* [Your objective]:
Reproduce the listing exactly, with no pictures in your copy.

====== Records provided

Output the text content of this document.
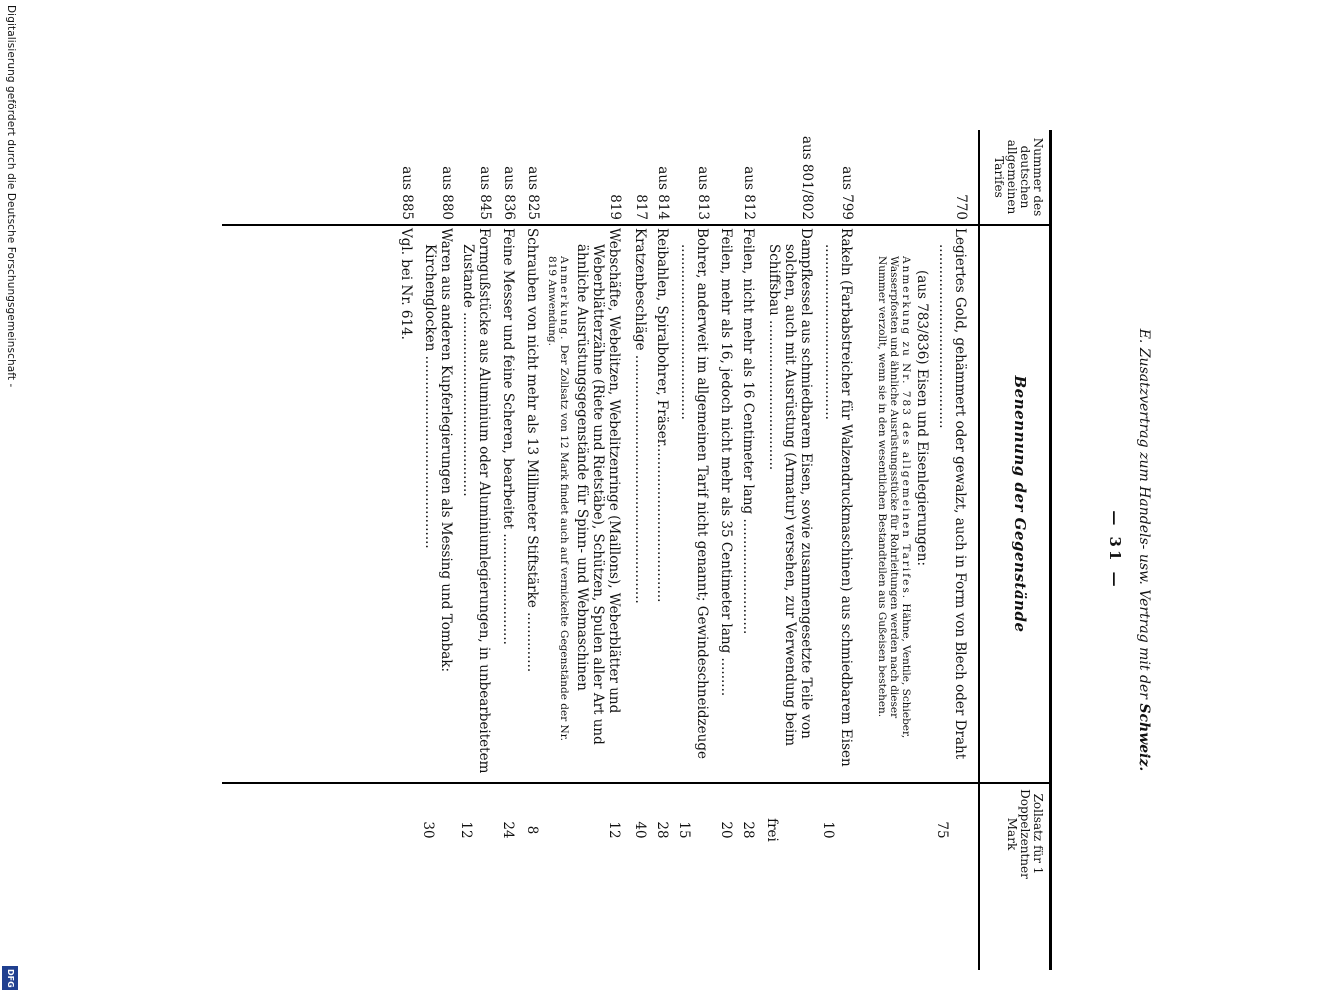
Digitalisierung gefördert durch die Deutsche Forschungsgemeinschaft -
DFG
E. Zusatzvertrag zum Handels- usw. Vertrag mit der Schweiz.
— 31 —
Nummer des deutschen allgemeinen Tarifes
Benennung der Gegenstände
Zollsatz für 1 Doppelzentner Mark
770
Legiertes Gold, gehämmert oder gewalzt, auch in Form von Blech oder Draht ...........................................
75
(aus 783/836) Eisen und Eisenlegierungen:
Anmerkung zu Nr. 783 des allgemeinen Tarifes. Hähne, Ventile, Schieber, Wasserpfosten und ähnliche Ausrüstungsstücke für Rohrleitungen werden nach dieser Nummer verzollt, wenn sie in den wesentlichen Bestandteilen aus Gußeisen bestehen.
aus 799
Rakeln (Farbabstreicher für Walzendruckmaschinen) aus schmiedbarem Eisen .........................................
10
aus 801/802
Dampfkessel aus schmiedbarem Eisen, sowie zusammengesetzte Teile von solchen, auch mit Ausrüstung (Armatur) versehen, zur Verwendung beim Schiffsbau ...................................
frei
aus 812
Feilen, nicht mehr als 16 Centimeter lang ...........................
28
Feilen, mehr als 16, jedoch nicht mehr als 35 Centimeter lang .........
20
aus 813
Bohrer, anderweit im allgemeinen Tarif nicht genannt; Gewindeschneidzeuge .........................................
15
aus 814
Reibahlen, Spiralbohrer, Fräser.....................................
28
817
Kratzenbeschläge ..........................................................
40
819
Webschäfte, Webelitzen, Webelitzenringe (Maillons), Weberblätter und Weberblätterzähne (Riete und Rietstäbe), Schützen, Spulen aller Art und ähnliche Ausrüstungsgegenstände für Spinn- und Webmaschinen
12
Anmerkung. Der Zollsatz von 12 Mark findet auch auf vernickelte Gegenstände der Nr. 819 Anwendung.
aus 825
Schrauben von nicht mehr als 13 Millimeter Stiftstärke ..............
8
aus 836
Feine Messer und feine Scheren, bearbeitet ..........................
24
aus 845
Formgußstücke aus Aluminium oder Aluminiumlegierungen, in unbearbeitetem Zustande ...........................................
12
aus 880
Waren aus anderen Kupferlegierungen als Messing und Tombak: Kirchenglocken .............................................
30
aus 885
Vgl. bei Nr. 614.
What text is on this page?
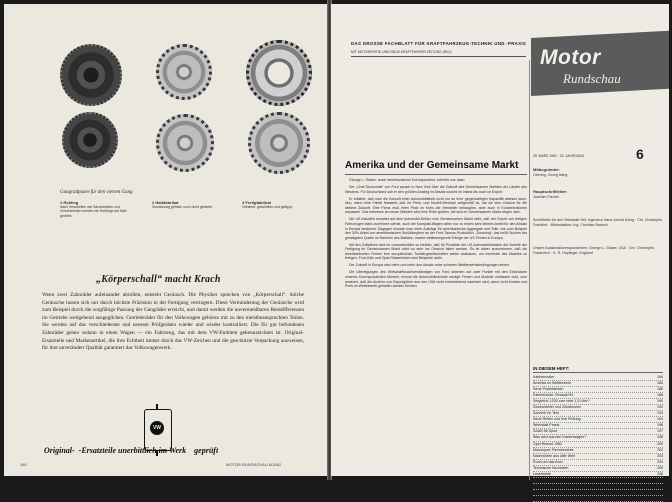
Gangradpaare für den vierten Gang
1 Rohling
Nach Vorarbeiten wie Sandstrahlen und Vorschmieden werden die Rohlinge auf Maß gedreht.
2 Halbfabrikat
Verzahnung gefräst, noch nicht gehärtet.
3 Fertigfabrikat
Gehärtet, geschliffen und geläppt.
„Körperschall“ macht Krach
Wenn zwei Zahnräder aufeinander abrollen, entsteht Geräusch. Die Physiker sprechen von „Körperschall“. Solche Geräusche lassen sich nur durch höchste Präzision in der Fertigung verringern. Diese Verminderung der Geräusche wird zum Beispiel durch die sorgfältige Passung der Gangräder erreicht, und damit werden die unvermeidbaren Restdifferenzen im Getriebe weitgehend ausgeglichen. Getrieberäder für den Volkswagen gehören mit zu den meistbeanspruchten Teilen. Sie werden auf das verschiedenste und neueste Prüfgeräten wieder und wieder kontrolliert. Die für gut befundenen Zahnräder gehen sodann in einen Wagen — ein Fahrzeug, das mit dem VW-Emblem gekennzeichnet ist. Original-Ersatzteile und Markenartikel, die ihre Echtheit immer durch das VW-Zeichen und die geschützte Verpackung ausweisen, für ihre unverändert Qualität garantiert das Volkswagenwerk.
VW
Original- -Ersatzteile unerbittlich im Werk geprüft
180	MOTOR-RUNDSCHAU 6/1962
DAS GROSSE FACHBLATT FÜR KRAFTFAHRZEUG-TECHNIK UND -PRAXIS
MIT MOTORKRITIK UND NEUE KRAFTFAHRER-ZEITUNG (NKZ)	Motor
Rundschau
25. MÄRZ 1962 · 33. JAHRGANG	6
Amerika und der Gemeinsame Markt

George L. Glaser, unser amerikanischer Korrespondent, schreibt uns dazu:

Der „Chef-Ökonomist“ von Ford sprach in New York über die Zukunft des Gemeinsamen Marktes der Länder des Westens. Für Deutschland sah er den größten Anstieg im Absatz sowohl im Inland als auch im Export.

Er erklärte, daß man die Zukunft einer Automobilfabrik nicht nur an ihrer gegenwärtigen Kapazität ablesen kann. Nun, wenn eine Fabrik feststellt, daß ihr Preis- und Modell-Wechsel zeitgemäß ist, hat sie eine Chance für die weitere Zukunft. Eine Firma muß ihren Platz im Kreis der Hersteller behaupten, aber auch in Konzentrationen anpassen. Das Interesse an neuen Märkten wird eine Rolle spielen, die sich im Gemeinsamen Markt zeigen wird.

Die US-Industrie erwartet auf dem Automobil-Sektor vom Gemeinsamen Markt nicht, daß der Export von fertigen Fahrzeugen stark zunehmen werde, auch die Kompakt-Wagen seien nur zu einem sehr kleinen Anteil für den Absatz in Europa bestimmt. Dagegen erwarte man mehr Aufträge für amerikanische Aggregate und Teile, wie zum Beispiel den 30%-Anteil von amerikanischen Stoßdämpfern an der Ford-Taunus-Produktion. „Sourcing“, das heißt Suchen der günstigsten Quelle im Rahmen des Marktes, mache weltbewegende Erfolge der US-Firmen in Europa.

Mit den Zollsätzen wird es voraussichtlich so bleiben, daß für Produkte der US-Automobilindustrie die Vorteile der Fertigung im Gemeinsamen Markt nicht so sehr ins Gewicht fallen werden. Es ist daher anzunehmen, daß die amerikanischen Firmen ihre europäischen Tochtergesellschaften weiter ausbauen, um innerhalb des Marktes zu fertigen. Ford-Köln und Opel-Rüsselsheim sind Beispiele dafür.

Der Zukunft in Europa wird mehr und mehr den Absatz unter scharfen Wettbewerbsbedingungen sehen.

Die Überlegungen des Wirtschaftssachverständigen von Ford stimmen auf zwei Punkte mit den Eindrücken unseres Korrespondenten überein: einmal die Automobilindustrie wenige Firmen und Modelle umfassen wird, zum anderen, daß die Ausfuhr von Exportgütern aus den USA nicht entscheidend wachsen wird, wenn nicht Kosten und Preis im Wettbewerb gehalten werden können.

Mitbegründer:
Oberlng. Georg Isting
Hauptschriftleiter:
Joachim Fischer
Schriftleiter für den Werkstatt-Teil: Ingenieur Hans-Arnold König · Chr. Christophe, Frankfurt · Bildredaktion: Ing. Christian Bartsch
Unsere Auslandskorrespondenten: George L. Glaser, USA · Chr. Christophe, Frankreich · K. R. Hopfinger, England
IN DIESEM HEFT:
Kabinenroller	184
Amerika im Wettbewerb	185
Neue Probefahrten	186
Fahrberichte: Renault R4	188
Vergleich: 1200 ccm oder 1,5 Liter?	190
Zündverteiler und Zündkerzen	192
Zubehör im Test	193
Neue Reifen und ihre Prüfung	194
Werkstatt-Praxis	196
SAAB 96 Sport	197
Was wird aus den Kastenwagen?	198
Opel Rekord 1962	200
Motorsport: Rennberichte	202
Nachrichten aus aller Welt	203
Rund um das Auto	204
Technische Neuheiten	205
Leserbriefe	206
Bücherschau	207
Mitteilungen des ADAC	208
Aus der Wirtschaft	210
Größte Sachaufgaben für die europäischen Partner	212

============

* [Written response]:
Output the text content of this document.
Digitalisierung gefördert durch die Deutsche Forschungsgemeinschaft -
DFG
E. Zusatzvertrag zum Handels- usw. Vertrag mit der Schweiz.
— 31 —
Nummer des deutschen allgemeinen Tarifes
Benennung der Gegenstände
Zollsatz für 1 Doppelzentner Mark
770
Legiertes Gold, gehämmert oder gewalzt, auch in Form von Blech oder Draht ...........................................
75
(aus 783/836) Eisen und Eisenlegierungen:
Anmerkung zu Nr. 783 des allgemeinen Tarifes. Hähne, Ventile, Schieber, Wasserpfosten und ähnliche Ausrüstungsstücke für Rohrleitungen werden nach dieser Nummer verzollt, wenn sie in den wesentlichen Bestandteilen aus Gußeisen bestehen.
aus 799
Rakeln (Farbabstreicher für Walzendruckmaschinen) aus schmiedbarem Eisen .........................................
10
aus 801/802
Dampfkessel aus schmiedbarem Eisen, sowie zusammengesetzte Teile von solchen, auch mit Ausrüstung (Armatur) versehen, zur Verwendung beim Schiffsbau ...................................
frei
aus 812
Feilen, nicht mehr als 16 Centimeter lang ...........................
28
Feilen, mehr als 16, jedoch nicht mehr als 35 Centimeter lang .........
20
aus 813
Bohrer, anderweit im allgemeinen Tarif nicht genannt; Gewindeschneidzeuge .........................................
15
aus 814
Reibahlen, Spiralbohrer, Fräser.....................................
28
817
Kratzenbeschläge ..........................................................
40
819
Webschäfte, Webelitzen, Webelitzenringe (Maillons), Weberblätter und Weberblätterzähne (Riete und Rietstäbe), Schützen, Spulen aller Art und ähnliche Ausrüstungsgegenstände für Spinn- und Webmaschinen
12
Anmerkung. Der Zollsatz von 12 Mark findet auch auf vernickelte Gegenstände der Nr. 819 Anwendung.
aus 825
Schrauben von nicht mehr als 13 Millimeter Stiftstärke ..............
8
aus 836
Feine Messer und feine Scheren, bearbeitet ..........................
24
aus 845
Formgußstücke aus Aluminium oder Aluminiumlegierungen, in unbearbeitetem Zustande ...........................................
12
aus 880
Waren aus anderen Kupferlegierungen als Messing und Tombak: Kirchenglocken .............................................
30
aus 885
Vgl. bei Nr. 614.
What text is on this page?
Gangradpaare für den vierten Gang
1 Rohling
Nach Vorarbeiten wie Sandstrahlen und Vorschmieden werden die Rohlinge auf Maß gedreht.
2 Halbfabrikat
Verzahnung gefräst, noch nicht gehärtet.
3 Fertigfabrikat
Gehärtet, geschliffen und geläppt.
„Körperschall“ macht Krach
Wenn zwei Zahnräder aufeinander abrollen, entsteht Geräusch. Die Physiker sprechen von „Körperschall“. Solche Geräusche lassen sich nur durch höchste Präzision in der Fertigung verringern. Diese Verminderung der Geräusche wird zum Beispiel durch die sorgfältige Passung der Gangräder erreicht, und damit werden die unvermeidbaren Restdifferenzen im Getriebe weitgehend ausgeglichen. Getrieberäder für den Volkswagen gehören mit zu den meistbeanspruchten Teilen. Sie werden auf das verschiedenste und neueste Prüfgeräten wieder und wieder kontrolliert. Die für gut befundenen Zahnräder gehen sodann in einen Wagen — ein Fahrzeug, das mit dem VW-Emblem gekennzeichnet ist. Original-Ersatzteile und Markenartikel, die ihre Echtheit immer durch das VW-Zeichen und die geschützte Verpackung ausweisen, für ihre unverändert Qualität garantiert das Volkswagenwerk.
VW
Original- -Ersatzteile unerbittlich im Werk geprüft
180	MOTOR-RUNDSCHAU 6/1962
DAS GROSSE FACHBLATT FÜR KRAFTFAHRZEUG-TECHNIK UND -PRAXIS
MIT MOTORKRITIK UND NEUE KRAFTFAHRER-ZEITUNG (NKZ)	Motor
Rundschau
25. MÄRZ 1962 · 33. JAHRGANG	6
Amerika und der Gemeinsame Markt

George L. Glaser, unser amerikanischer Korrespondent, schreibt uns dazu:

Der „Chef-Ökonomist“ von Ford sprach in New York über die Zukunft des Gemeinsamen Marktes der Länder des Westens. Für Deutschland sah er den größten Anstieg im Absatz sowohl im Inland als auch im Export.

Er erklärte, daß man die Zukunft einer Automobilfabrik nicht nur an ihrer gegenwärtigen Kapazität ablesen kann. Nun, wenn eine Fabrik feststellt, daß ihr Preis- und Modell-Wechsel zeitgemäß ist, hat sie eine Chance für die weitere Zukunft. Eine Firma muß ihren Platz im Kreis der Hersteller behaupten, aber auch in Konzentrationen anpassen. Das Interesse an neuen Märkten wird eine Rolle spielen, die sich im Gemeinsamen Markt zeigen wird.

Die US-Industrie erwartet auf dem Automobil-Sektor vom Gemeinsamen Markt nicht, daß der Export von fertigen Fahrzeugen stark zunehmen werde, auch die Kompakt-Wagen seien nur zu einem sehr kleinen Anteil für den Absatz in Europa bestimmt. Dagegen erwarte man mehr Aufträge für amerikanische Aggregate und Teile, wie zum Beispiel den 30%-Anteil von amerikanischen Stoßdämpfern an der Ford-Taunus-Produktion. „Sourcing“, das heißt Suchen der günstigsten Quelle im Rahmen des Marktes, mache weltbewegende Erfolge der US-Firmen in Europa.

Mit den Zollsätzen wird es voraussichtlich so bleiben, daß für Produkte der US-Automobilindustrie die Vorteile der Fertigung im Gemeinsamen Markt nicht so sehr ins Gewicht fallen werden. Es ist daher anzunehmen, daß die amerikanischen Firmen ihre europäischen Tochtergesellschaften weiter ausbauen, um innerhalb des Marktes zu fertigen. Ford-Köln und Opel-Rüsselsheim sind Beispiele dafür.

Der Zukunft in Europa wird mehr und mehr den Absatz unter scharfen Wettbewerbsbedingungen sehen.

Die Überlegungen des Wirtschaftssachverständigen von Ford stimmen auf zwei Punkte mit den Eindrücken unseres Korrespondenten überein: einmal die Automobilindustrie wenige Firmen und Modelle umfassen wird, zum anderen, daß die Ausfuhr von Exportgütern aus den USA nicht entscheidend wachsen wird, wenn nicht Kosten und Preis im Wettbewerb gehalten werden können.

Mitbegründer:
Oberlng. Georg Isting
Hauptschriftleiter:
Joachim Fischer
Schriftleiter für den Werkstatt-Teil: Ingenieur Hans-Arnold König · Chr. Christophe, Frankfurt · Bildredaktion: Ing. Christian Bartsch
Unsere Auslandskorrespondenten: George L. Glaser, USA · Chr. Christophe, Frankreich · K. R. Hopfinger, England
IN DIESEM HEFT:
Kabinenroller	184
Amerika im Wettbewerb	185
Neue Probefahrten	186
Fahrberichte: Renault R4	188
Vergleich: 1200 ccm oder 1,5 Liter?	190
Zündverteiler und Zündkerzen	192
Zubehör im Test	193
Neue Reifen und ihre Prüfung	194
Werkstatt-Praxis	196
SAAB 96 Sport	197
Was wird aus den Kastenwagen?	198
Opel Rekord 1962	200
Motorsport: Rennberichte	202
Nachrichten aus aller Welt	203
Rund um das Auto	204
Technische Neuheiten	205
Leserbriefe	206
Bücherschau	207
Mitteilungen des ADAC	208
Aus der Wirtschaft	210
Größte Sachaufgaben für die europäischen Partner	212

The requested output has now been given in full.